--- start RECORD LIST ---
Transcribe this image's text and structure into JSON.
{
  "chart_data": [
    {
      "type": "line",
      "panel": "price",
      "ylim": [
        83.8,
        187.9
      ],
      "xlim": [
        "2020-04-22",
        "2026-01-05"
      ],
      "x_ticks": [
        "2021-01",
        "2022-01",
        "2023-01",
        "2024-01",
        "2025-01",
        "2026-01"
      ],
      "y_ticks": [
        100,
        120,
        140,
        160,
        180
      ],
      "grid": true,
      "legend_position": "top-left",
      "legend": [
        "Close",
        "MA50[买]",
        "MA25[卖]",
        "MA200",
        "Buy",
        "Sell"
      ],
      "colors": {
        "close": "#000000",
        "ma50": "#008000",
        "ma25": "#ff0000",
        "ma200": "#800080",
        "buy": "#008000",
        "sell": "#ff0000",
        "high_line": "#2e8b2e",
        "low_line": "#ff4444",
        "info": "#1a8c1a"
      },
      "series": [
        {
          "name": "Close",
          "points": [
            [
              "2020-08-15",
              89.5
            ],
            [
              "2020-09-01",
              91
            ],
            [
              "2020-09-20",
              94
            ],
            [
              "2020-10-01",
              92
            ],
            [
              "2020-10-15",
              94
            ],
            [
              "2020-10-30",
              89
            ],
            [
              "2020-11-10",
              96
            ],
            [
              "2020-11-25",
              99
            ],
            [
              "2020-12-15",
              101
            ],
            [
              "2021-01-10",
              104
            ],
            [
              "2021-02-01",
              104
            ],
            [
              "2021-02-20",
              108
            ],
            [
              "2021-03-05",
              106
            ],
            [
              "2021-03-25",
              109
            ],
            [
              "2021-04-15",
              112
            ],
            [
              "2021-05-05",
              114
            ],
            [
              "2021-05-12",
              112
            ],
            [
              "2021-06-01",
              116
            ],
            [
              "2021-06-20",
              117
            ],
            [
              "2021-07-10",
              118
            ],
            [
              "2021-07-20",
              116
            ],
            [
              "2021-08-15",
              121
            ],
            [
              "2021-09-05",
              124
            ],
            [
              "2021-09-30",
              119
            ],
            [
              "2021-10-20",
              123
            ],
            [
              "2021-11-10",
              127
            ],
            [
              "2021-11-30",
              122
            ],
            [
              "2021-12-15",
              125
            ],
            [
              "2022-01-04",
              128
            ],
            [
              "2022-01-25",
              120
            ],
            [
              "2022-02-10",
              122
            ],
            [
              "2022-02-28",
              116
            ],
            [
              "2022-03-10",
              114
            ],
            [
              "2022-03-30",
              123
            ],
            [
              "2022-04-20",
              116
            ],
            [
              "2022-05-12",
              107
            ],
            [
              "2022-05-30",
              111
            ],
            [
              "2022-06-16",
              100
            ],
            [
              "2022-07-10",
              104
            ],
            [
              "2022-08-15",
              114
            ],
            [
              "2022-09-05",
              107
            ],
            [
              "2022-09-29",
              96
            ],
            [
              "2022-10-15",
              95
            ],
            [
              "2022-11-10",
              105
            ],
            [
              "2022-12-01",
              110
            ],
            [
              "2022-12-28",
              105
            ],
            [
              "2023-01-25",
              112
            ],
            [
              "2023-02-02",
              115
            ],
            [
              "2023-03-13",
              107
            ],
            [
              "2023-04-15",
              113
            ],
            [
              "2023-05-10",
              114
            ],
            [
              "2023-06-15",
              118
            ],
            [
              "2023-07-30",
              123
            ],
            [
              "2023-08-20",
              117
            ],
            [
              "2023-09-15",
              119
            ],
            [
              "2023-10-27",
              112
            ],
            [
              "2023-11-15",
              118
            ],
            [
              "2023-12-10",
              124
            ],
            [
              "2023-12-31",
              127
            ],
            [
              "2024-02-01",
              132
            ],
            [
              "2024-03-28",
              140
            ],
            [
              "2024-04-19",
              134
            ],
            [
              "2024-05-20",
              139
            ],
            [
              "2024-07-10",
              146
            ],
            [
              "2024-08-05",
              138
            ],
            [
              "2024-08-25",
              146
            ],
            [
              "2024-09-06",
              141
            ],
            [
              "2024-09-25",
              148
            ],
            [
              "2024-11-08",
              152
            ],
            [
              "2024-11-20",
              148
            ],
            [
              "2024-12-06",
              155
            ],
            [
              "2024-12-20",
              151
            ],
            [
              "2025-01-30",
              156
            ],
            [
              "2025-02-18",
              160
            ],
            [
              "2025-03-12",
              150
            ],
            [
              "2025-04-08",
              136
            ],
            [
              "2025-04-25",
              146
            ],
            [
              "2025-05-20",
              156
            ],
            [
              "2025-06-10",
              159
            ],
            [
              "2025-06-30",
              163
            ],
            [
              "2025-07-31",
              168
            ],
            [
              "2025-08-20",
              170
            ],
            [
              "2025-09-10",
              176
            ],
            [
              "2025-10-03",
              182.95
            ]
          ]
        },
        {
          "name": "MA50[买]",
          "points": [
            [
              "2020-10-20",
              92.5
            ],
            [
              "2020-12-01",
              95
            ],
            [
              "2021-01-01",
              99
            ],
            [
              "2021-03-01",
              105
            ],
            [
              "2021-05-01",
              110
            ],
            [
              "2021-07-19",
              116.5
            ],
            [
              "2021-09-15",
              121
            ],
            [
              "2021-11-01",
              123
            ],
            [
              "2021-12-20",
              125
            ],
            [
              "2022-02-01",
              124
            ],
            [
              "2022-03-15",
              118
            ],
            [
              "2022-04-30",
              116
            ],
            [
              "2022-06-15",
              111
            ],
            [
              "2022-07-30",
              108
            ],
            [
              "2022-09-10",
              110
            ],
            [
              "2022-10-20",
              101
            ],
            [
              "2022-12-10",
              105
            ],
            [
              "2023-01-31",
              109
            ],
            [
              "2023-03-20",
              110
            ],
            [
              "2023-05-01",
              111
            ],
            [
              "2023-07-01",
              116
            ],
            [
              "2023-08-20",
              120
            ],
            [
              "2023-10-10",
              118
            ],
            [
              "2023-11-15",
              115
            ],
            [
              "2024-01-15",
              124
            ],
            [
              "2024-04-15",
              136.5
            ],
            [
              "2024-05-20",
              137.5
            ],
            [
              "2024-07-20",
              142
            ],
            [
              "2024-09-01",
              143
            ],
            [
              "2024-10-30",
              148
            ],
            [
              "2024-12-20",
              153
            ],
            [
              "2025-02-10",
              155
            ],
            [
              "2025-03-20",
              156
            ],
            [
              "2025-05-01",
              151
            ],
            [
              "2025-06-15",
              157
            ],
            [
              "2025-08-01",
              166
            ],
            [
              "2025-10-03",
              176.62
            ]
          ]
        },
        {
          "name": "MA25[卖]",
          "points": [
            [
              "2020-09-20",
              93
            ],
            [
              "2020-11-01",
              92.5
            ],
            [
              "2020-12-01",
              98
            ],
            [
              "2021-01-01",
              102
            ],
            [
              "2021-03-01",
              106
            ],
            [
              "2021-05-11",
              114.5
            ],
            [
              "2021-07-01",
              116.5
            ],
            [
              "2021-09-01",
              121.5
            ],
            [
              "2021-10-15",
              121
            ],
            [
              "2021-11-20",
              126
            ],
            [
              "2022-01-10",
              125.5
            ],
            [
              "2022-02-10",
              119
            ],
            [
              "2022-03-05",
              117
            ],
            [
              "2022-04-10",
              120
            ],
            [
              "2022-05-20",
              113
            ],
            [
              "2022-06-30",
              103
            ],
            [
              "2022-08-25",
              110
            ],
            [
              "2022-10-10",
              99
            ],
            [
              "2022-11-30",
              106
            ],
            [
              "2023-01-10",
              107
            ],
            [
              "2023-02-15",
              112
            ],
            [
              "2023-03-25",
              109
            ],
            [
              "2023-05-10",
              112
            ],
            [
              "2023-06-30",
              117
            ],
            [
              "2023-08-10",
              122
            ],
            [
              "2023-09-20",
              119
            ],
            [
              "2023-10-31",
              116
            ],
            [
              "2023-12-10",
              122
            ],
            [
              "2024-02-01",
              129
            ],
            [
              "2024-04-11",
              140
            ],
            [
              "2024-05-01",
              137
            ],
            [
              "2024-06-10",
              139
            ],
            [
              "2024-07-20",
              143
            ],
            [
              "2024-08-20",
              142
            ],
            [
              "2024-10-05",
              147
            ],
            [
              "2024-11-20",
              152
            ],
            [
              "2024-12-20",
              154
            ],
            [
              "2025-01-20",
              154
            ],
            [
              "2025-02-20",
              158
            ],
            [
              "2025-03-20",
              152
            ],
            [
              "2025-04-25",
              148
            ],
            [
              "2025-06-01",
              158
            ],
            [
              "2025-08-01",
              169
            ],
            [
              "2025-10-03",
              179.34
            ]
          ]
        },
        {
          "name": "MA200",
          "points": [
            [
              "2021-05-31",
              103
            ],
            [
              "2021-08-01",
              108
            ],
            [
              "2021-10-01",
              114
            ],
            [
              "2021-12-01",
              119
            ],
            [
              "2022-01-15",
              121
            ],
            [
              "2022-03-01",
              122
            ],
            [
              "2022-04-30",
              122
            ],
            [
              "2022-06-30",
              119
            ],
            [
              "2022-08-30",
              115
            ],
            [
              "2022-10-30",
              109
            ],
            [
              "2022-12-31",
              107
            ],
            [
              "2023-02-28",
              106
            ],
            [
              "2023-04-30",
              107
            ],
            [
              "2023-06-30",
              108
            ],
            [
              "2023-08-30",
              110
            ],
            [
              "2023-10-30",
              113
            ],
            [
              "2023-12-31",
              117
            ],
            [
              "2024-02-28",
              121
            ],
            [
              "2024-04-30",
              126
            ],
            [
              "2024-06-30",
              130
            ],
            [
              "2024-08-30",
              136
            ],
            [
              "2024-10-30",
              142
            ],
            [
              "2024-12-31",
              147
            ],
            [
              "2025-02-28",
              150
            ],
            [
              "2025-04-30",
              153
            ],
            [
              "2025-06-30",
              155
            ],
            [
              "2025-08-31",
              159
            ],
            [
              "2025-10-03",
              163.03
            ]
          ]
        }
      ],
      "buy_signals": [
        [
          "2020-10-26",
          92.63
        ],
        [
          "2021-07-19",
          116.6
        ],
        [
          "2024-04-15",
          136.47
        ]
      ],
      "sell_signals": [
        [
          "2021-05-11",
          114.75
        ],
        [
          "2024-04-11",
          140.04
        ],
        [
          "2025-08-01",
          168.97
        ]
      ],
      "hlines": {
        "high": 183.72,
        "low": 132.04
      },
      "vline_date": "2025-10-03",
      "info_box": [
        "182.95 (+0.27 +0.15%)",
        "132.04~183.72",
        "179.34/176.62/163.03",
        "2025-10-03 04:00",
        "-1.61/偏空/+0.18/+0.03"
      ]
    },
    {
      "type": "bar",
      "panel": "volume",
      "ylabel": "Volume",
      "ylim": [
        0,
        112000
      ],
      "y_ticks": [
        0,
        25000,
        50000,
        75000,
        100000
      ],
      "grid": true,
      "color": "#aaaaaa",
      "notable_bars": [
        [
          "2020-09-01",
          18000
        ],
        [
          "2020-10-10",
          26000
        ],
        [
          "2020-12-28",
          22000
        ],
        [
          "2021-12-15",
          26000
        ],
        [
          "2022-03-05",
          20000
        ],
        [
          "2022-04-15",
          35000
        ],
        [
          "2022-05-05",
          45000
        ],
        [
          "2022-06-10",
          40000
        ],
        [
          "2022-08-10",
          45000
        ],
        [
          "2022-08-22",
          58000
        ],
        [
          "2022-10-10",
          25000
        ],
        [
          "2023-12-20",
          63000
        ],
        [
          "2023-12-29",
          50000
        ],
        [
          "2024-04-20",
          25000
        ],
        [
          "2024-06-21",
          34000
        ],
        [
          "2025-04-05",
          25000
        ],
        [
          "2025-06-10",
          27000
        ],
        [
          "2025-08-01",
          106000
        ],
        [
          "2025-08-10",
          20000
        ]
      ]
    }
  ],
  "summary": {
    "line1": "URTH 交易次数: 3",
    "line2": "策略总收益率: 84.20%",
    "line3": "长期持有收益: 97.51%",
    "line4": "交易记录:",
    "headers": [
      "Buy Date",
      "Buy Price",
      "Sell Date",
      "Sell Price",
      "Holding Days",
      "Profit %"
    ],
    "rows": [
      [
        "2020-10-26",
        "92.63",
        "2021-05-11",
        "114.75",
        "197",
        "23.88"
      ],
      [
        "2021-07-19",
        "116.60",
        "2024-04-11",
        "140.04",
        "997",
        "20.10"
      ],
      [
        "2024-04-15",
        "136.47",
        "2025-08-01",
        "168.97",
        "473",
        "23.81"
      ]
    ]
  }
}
--- end RECORD LIST ---
WORK TO BE COMPLETED
Give only the number of lines that include the word "name".

WRITTEN ANSWER
4